** CHALLENGE **
Repeat the entries below exactly as they appear, with no pictures.

::::

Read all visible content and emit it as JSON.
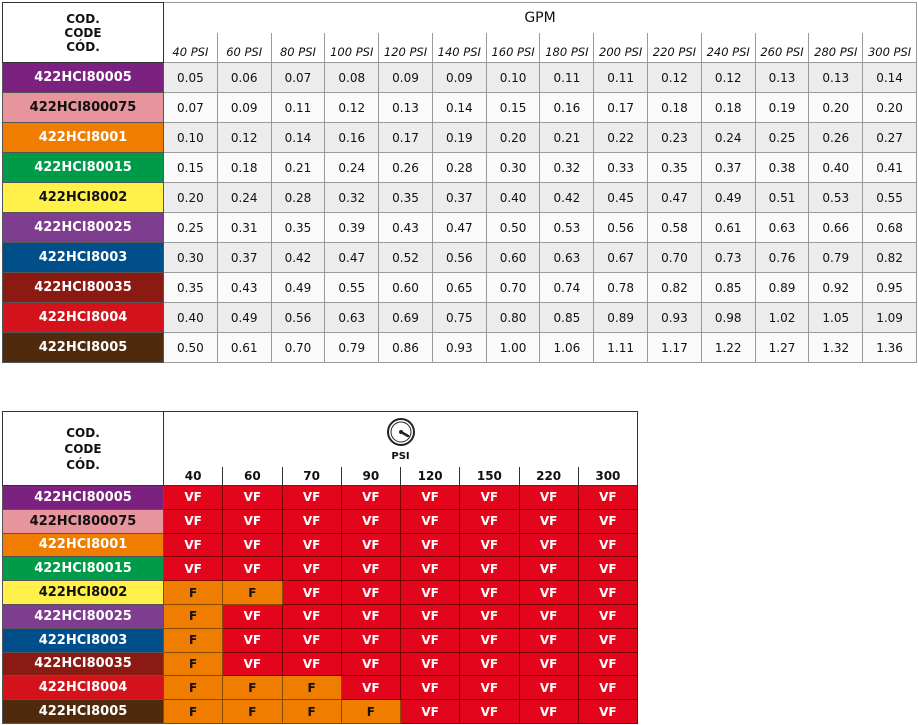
{
  "gpm_table": {
    "code_header": [
      "COD.",
      "CODE",
      "CÓD."
    ],
    "title": "GPM",
    "pressures": [
      "40 PSI",
      "60 PSI",
      "80 PSI",
      "100 PSI",
      "120 PSI",
      "140 PSI",
      "160 PSI",
      "180 PSI",
      "200 PSI",
      "220 PSI",
      "240 PSI",
      "260 PSI",
      "280 PSI",
      "300 PSI"
    ],
    "rows": [
      {
        "code": "422HCI80005",
        "color": "#7b2280",
        "values": [
          "0.05",
          "0.06",
          "0.07",
          "0.08",
          "0.09",
          "0.09",
          "0.10",
          "0.11",
          "0.11",
          "0.12",
          "0.12",
          "0.13",
          "0.13",
          "0.14"
        ]
      },
      {
        "code": "422HCI800075",
        "color": "#e8949d",
        "values": [
          "0.07",
          "0.09",
          "0.11",
          "0.12",
          "0.13",
          "0.14",
          "0.15",
          "0.16",
          "0.17",
          "0.18",
          "0.18",
          "0.19",
          "0.20",
          "0.20"
        ]
      },
      {
        "code": "422HCI8001",
        "color": "#ef7d00",
        "values": [
          "0.10",
          "0.12",
          "0.14",
          "0.16",
          "0.17",
          "0.19",
          "0.20",
          "0.21",
          "0.22",
          "0.23",
          "0.24",
          "0.25",
          "0.26",
          "0.27"
        ]
      },
      {
        "code": "422HCI80015",
        "color": "#009b48",
        "values": [
          "0.15",
          "0.18",
          "0.21",
          "0.24",
          "0.26",
          "0.28",
          "0.30",
          "0.32",
          "0.33",
          "0.35",
          "0.37",
          "0.38",
          "0.40",
          "0.41"
        ]
      },
      {
        "code": "422HCI8002",
        "color": "#fff14a",
        "values": [
          "0.20",
          "0.24",
          "0.28",
          "0.32",
          "0.35",
          "0.37",
          "0.40",
          "0.42",
          "0.45",
          "0.47",
          "0.49",
          "0.51",
          "0.53",
          "0.55"
        ]
      },
      {
        "code": "422HCI80025",
        "color": "#7f3d8f",
        "values": [
          "0.25",
          "0.31",
          "0.35",
          "0.39",
          "0.43",
          "0.47",
          "0.50",
          "0.53",
          "0.56",
          "0.58",
          "0.61",
          "0.63",
          "0.66",
          "0.68"
        ]
      },
      {
        "code": "422HCI8003",
        "color": "#004f8a",
        "values": [
          "0.30",
          "0.37",
          "0.42",
          "0.47",
          "0.52",
          "0.56",
          "0.60",
          "0.63",
          "0.67",
          "0.70",
          "0.73",
          "0.76",
          "0.79",
          "0.82"
        ]
      },
      {
        "code": "422HCI80035",
        "color": "#8b1a12",
        "values": [
          "0.35",
          "0.43",
          "0.49",
          "0.55",
          "0.60",
          "0.65",
          "0.70",
          "0.74",
          "0.78",
          "0.82",
          "0.85",
          "0.89",
          "0.92",
          "0.95"
        ]
      },
      {
        "code": "422HCI8004",
        "color": "#d3121b",
        "values": [
          "0.40",
          "0.49",
          "0.56",
          "0.63",
          "0.69",
          "0.75",
          "0.80",
          "0.85",
          "0.89",
          "0.93",
          "0.98",
          "1.02",
          "1.05",
          "1.09"
        ]
      },
      {
        "code": "422HCI8005",
        "color": "#4f2a0d",
        "values": [
          "0.50",
          "0.61",
          "0.70",
          "0.79",
          "0.86",
          "0.93",
          "1.00",
          "1.06",
          "1.11",
          "1.17",
          "1.22",
          "1.27",
          "1.32",
          "1.36"
        ]
      }
    ]
  },
  "droplet_table": {
    "code_header": [
      "COD.",
      "CODE",
      "CÓD."
    ],
    "gauge_icon": "pressure-gauge-icon",
    "gauge_label": "PSI",
    "pressures": [
      "40",
      "60",
      "70",
      "90",
      "120",
      "150",
      "220",
      "300"
    ],
    "colors": {
      "VF": "#e3051b",
      "F": "#ef7d00"
    },
    "rows": [
      {
        "code": "422HCI80005",
        "color": "#7b2280",
        "values": [
          "VF",
          "VF",
          "VF",
          "VF",
          "VF",
          "VF",
          "VF",
          "VF"
        ]
      },
      {
        "code": "422HCI800075",
        "color": "#e8949d",
        "values": [
          "VF",
          "VF",
          "VF",
          "VF",
          "VF",
          "VF",
          "VF",
          "VF"
        ]
      },
      {
        "code": "422HCI8001",
        "color": "#ef7d00",
        "values": [
          "VF",
          "VF",
          "VF",
          "VF",
          "VF",
          "VF",
          "VF",
          "VF"
        ]
      },
      {
        "code": "422HCI80015",
        "color": "#009b48",
        "values": [
          "VF",
          "VF",
          "VF",
          "VF",
          "VF",
          "VF",
          "VF",
          "VF"
        ]
      },
      {
        "code": "422HCI8002",
        "color": "#fff14a",
        "values": [
          "F",
          "F",
          "VF",
          "VF",
          "VF",
          "VF",
          "VF",
          "VF"
        ]
      },
      {
        "code": "422HCI80025",
        "color": "#7f3d8f",
        "values": [
          "F",
          "VF",
          "VF",
          "VF",
          "VF",
          "VF",
          "VF",
          "VF"
        ]
      },
      {
        "code": "422HCI8003",
        "color": "#004f8a",
        "values": [
          "F",
          "VF",
          "VF",
          "VF",
          "VF",
          "VF",
          "VF",
          "VF"
        ]
      },
      {
        "code": "422HCI80035",
        "color": "#8b1a12",
        "values": [
          "F",
          "VF",
          "VF",
          "VF",
          "VF",
          "VF",
          "VF",
          "VF"
        ]
      },
      {
        "code": "422HCI8004",
        "color": "#d3121b",
        "values": [
          "F",
          "F",
          "F",
          "VF",
          "VF",
          "VF",
          "VF",
          "VF"
        ]
      },
      {
        "code": "422HCI8005",
        "color": "#4f2a0d",
        "values": [
          "F",
          "F",
          "F",
          "F",
          "VF",
          "VF",
          "VF",
          "VF"
        ]
      }
    ]
  }
}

::::

** ANSWER BELOW **
Read all visible content and emit it as JSON.
{
  "gpm_table": {
    "code_header": [
      "COD.",
      "CODE",
      "CÓD."
    ],
    "title": "GPM",
    "pressures": [
      "40 PSI",
      "60 PSI",
      "80 PSI",
      "100 PSI",
      "120 PSI",
      "140 PSI",
      "160 PSI",
      "180 PSI",
      "200 PSI",
      "220 PSI",
      "240 PSI",
      "260 PSI",
      "280 PSI",
      "300 PSI"
    ],
    "rows": [
      {
        "code": "422HCI80005",
        "color": "#7b2280",
        "values": [
          "0.05",
          "0.06",
          "0.07",
          "0.08",
          "0.09",
          "0.09",
          "0.10",
          "0.11",
          "0.11",
          "0.12",
          "0.12",
          "0.13",
          "0.13",
          "0.14"
        ]
      },
      {
        "code": "422HCI800075",
        "color": "#e8949d",
        "values": [
          "0.07",
          "0.09",
          "0.11",
          "0.12",
          "0.13",
          "0.14",
          "0.15",
          "0.16",
          "0.17",
          "0.18",
          "0.18",
          "0.19",
          "0.20",
          "0.20"
        ]
      },
      {
        "code": "422HCI8001",
        "color": "#ef7d00",
        "values": [
          "0.10",
          "0.12",
          "0.14",
          "0.16",
          "0.17",
          "0.19",
          "0.20",
          "0.21",
          "0.22",
          "0.23",
          "0.24",
          "0.25",
          "0.26",
          "0.27"
        ]
      },
      {
        "code": "422HCI80015",
        "color": "#009b48",
        "values": [
          "0.15",
          "0.18",
          "0.21",
          "0.24",
          "0.26",
          "0.28",
          "0.30",
          "0.32",
          "0.33",
          "0.35",
          "0.37",
          "0.38",
          "0.40",
          "0.41"
        ]
      },
      {
        "code": "422HCI8002",
        "color": "#fff14a",
        "values": [
          "0.20",
          "0.24",
          "0.28",
          "0.32",
          "0.35",
          "0.37",
          "0.40",
          "0.42",
          "0.45",
          "0.47",
          "0.49",
          "0.51",
          "0.53",
          "0.55"
        ]
      },
      {
        "code": "422HCI80025",
        "color": "#7f3d8f",
        "values": [
          "0.25",
          "0.31",
          "0.35",
          "0.39",
          "0.43",
          "0.47",
          "0.50",
          "0.53",
          "0.56",
          "0.58",
          "0.61",
          "0.63",
          "0.66",
          "0.68"
        ]
      },
      {
        "code": "422HCI8003",
        "color": "#004f8a",
        "values": [
          "0.30",
          "0.37",
          "0.42",
          "0.47",
          "0.52",
          "0.56",
          "0.60",
          "0.63",
          "0.67",
          "0.70",
          "0.73",
          "0.76",
          "0.79",
          "0.82"
        ]
      },
      {
        "code": "422HCI80035",
        "color": "#8b1a12",
        "values": [
          "0.35",
          "0.43",
          "0.49",
          "0.55",
          "0.60",
          "0.65",
          "0.70",
          "0.74",
          "0.78",
          "0.82",
          "0.85",
          "0.89",
          "0.92",
          "0.95"
        ]
      },
      {
        "code": "422HCI8004",
        "color": "#d3121b",
        "values": [
          "0.40",
          "0.49",
          "0.56",
          "0.63",
          "0.69",
          "0.75",
          "0.80",
          "0.85",
          "0.89",
          "0.93",
          "0.98",
          "1.02",
          "1.05",
          "1.09"
        ]
      },
      {
        "code": "422HCI8005",
        "color": "#4f2a0d",
        "values": [
          "0.50",
          "0.61",
          "0.70",
          "0.79",
          "0.86",
          "0.93",
          "1.00",
          "1.06",
          "1.11",
          "1.17",
          "1.22",
          "1.27",
          "1.32",
          "1.36"
        ]
      }
    ]
  },
  "droplet_table": {
    "code_header": [
      "COD.",
      "CODE",
      "CÓD."
    ],
    "gauge_icon": "pressure-gauge-icon",
    "gauge_label": "PSI",
    "pressures": [
      "40",
      "60",
      "70",
      "90",
      "120",
      "150",
      "220",
      "300"
    ],
    "colors": {
      "VF": "#e3051b",
      "F": "#ef7d00"
    },
    "rows": [
      {
        "code": "422HCI80005",
        "color": "#7b2280",
        "values": [
          "VF",
          "VF",
          "VF",
          "VF",
          "VF",
          "VF",
          "VF",
          "VF"
        ]
      },
      {
        "code": "422HCI800075",
        "color": "#e8949d",
        "values": [
          "VF",
          "VF",
          "VF",
          "VF",
          "VF",
          "VF",
          "VF",
          "VF"
        ]
      },
      {
        "code": "422HCI8001",
        "color": "#ef7d00",
        "values": [
          "VF",
          "VF",
          "VF",
          "VF",
          "VF",
          "VF",
          "VF",
          "VF"
        ]
      },
      {
        "code": "422HCI80015",
        "color": "#009b48",
        "values": [
          "VF",
          "VF",
          "VF",
          "VF",
          "VF",
          "VF",
          "VF",
          "VF"
        ]
      },
      {
        "code": "422HCI8002",
        "color": "#fff14a",
        "values": [
          "F",
          "F",
          "VF",
          "VF",
          "VF",
          "VF",
          "VF",
          "VF"
        ]
      },
      {
        "code": "422HCI80025",
        "color": "#7f3d8f",
        "values": [
          "F",
          "VF",
          "VF",
          "VF",
          "VF",
          "VF",
          "VF",
          "VF"
        ]
      },
      {
        "code": "422HCI8003",
        "color": "#004f8a",
        "values": [
          "F",
          "VF",
          "VF",
          "VF",
          "VF",
          "VF",
          "VF",
          "VF"
        ]
      },
      {
        "code": "422HCI80035",
        "color": "#8b1a12",
        "values": [
          "F",
          "VF",
          "VF",
          "VF",
          "VF",
          "VF",
          "VF",
          "VF"
        ]
      },
      {
        "code": "422HCI8004",
        "color": "#d3121b",
        "values": [
          "F",
          "F",
          "F",
          "VF",
          "VF",
          "VF",
          "VF",
          "VF"
        ]
      },
      {
        "code": "422HCI8005",
        "color": "#4f2a0d",
        "values": [
          "F",
          "F",
          "F",
          "F",
          "VF",
          "VF",
          "VF",
          "VF"
        ]
      }
    ]
  }
}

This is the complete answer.